TASK BRIEF:
Please transcribe the data below exactly. Leave the pictures out.

Figure collection entries:

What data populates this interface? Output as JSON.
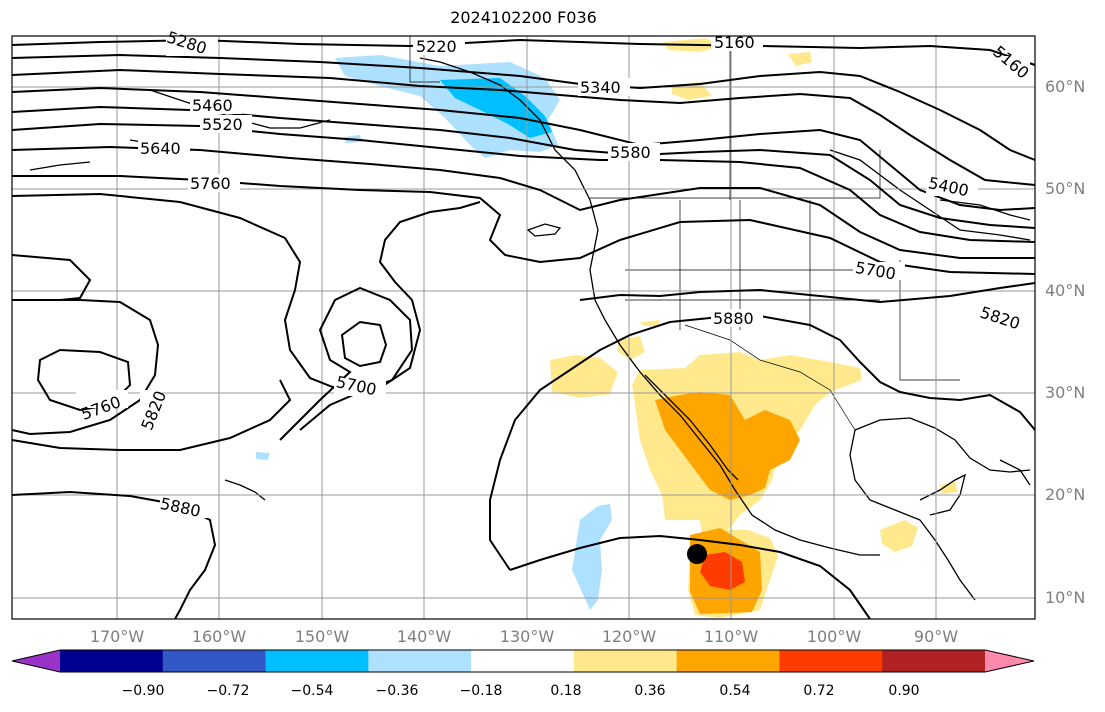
{
  "title": "2024102200 F036",
  "lat_labels": [
    "60°N",
    "50°N",
    "40°N",
    "30°N",
    "20°N",
    "10°N"
  ],
  "lon_labels": [
    "170°W",
    "160°W",
    "150°W",
    "140°W",
    "130°W",
    "120°W",
    "110°W",
    "100°W",
    "90°W"
  ],
  "contour_labels": [
    "5220",
    "5160",
    "5280",
    "5340",
    "5460",
    "5520",
    "5640",
    "5580",
    "5760",
    "5400",
    "5700",
    "5820",
    "5880",
    "5760",
    "5820",
    "5700",
    "5880",
    "5160"
  ],
  "colorbar": {
    "ticks": [
      "−0.90",
      "−0.72",
      "−0.54",
      "−0.36",
      "−0.18",
      "0.18",
      "0.36",
      "0.54",
      "0.72",
      "0.90"
    ],
    "colors": [
      "#9b32c8",
      "#000090",
      "#3258c8",
      "#00bfff",
      "#aee0ff",
      "#ffffff",
      "#ffe98c",
      "#ffa500",
      "#ff3c00",
      "#b22222",
      "#ff89ad"
    ]
  }
}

SOLUTION BELOW:
What data populates this interface? Output as JSON.
{
  "title": "2024102200 F036",
  "lat_labels": [
    "60°N",
    "50°N",
    "40°N",
    "30°N",
    "20°N",
    "10°N"
  ],
  "lon_labels": [
    "170°W",
    "160°W",
    "150°W",
    "140°W",
    "130°W",
    "120°W",
    "110°W",
    "100°W",
    "90°W"
  ],
  "contour_labels": [
    "5220",
    "5160",
    "5280",
    "5340",
    "5460",
    "5520",
    "5640",
    "5580",
    "5760",
    "5400",
    "5700",
    "5820",
    "5880",
    "5760",
    "5820",
    "5700",
    "5880",
    "5160"
  ],
  "colorbar": {
    "ticks": [
      "−0.90",
      "−0.72",
      "−0.54",
      "−0.36",
      "−0.18",
      "0.18",
      "0.36",
      "0.54",
      "0.72",
      "0.90"
    ],
    "colors": [
      "#9b32c8",
      "#000090",
      "#3258c8",
      "#00bfff",
      "#aee0ff",
      "#ffffff",
      "#ffe98c",
      "#ffa500",
      "#ff3c00",
      "#b22222",
      "#ff89ad"
    ]
  }
}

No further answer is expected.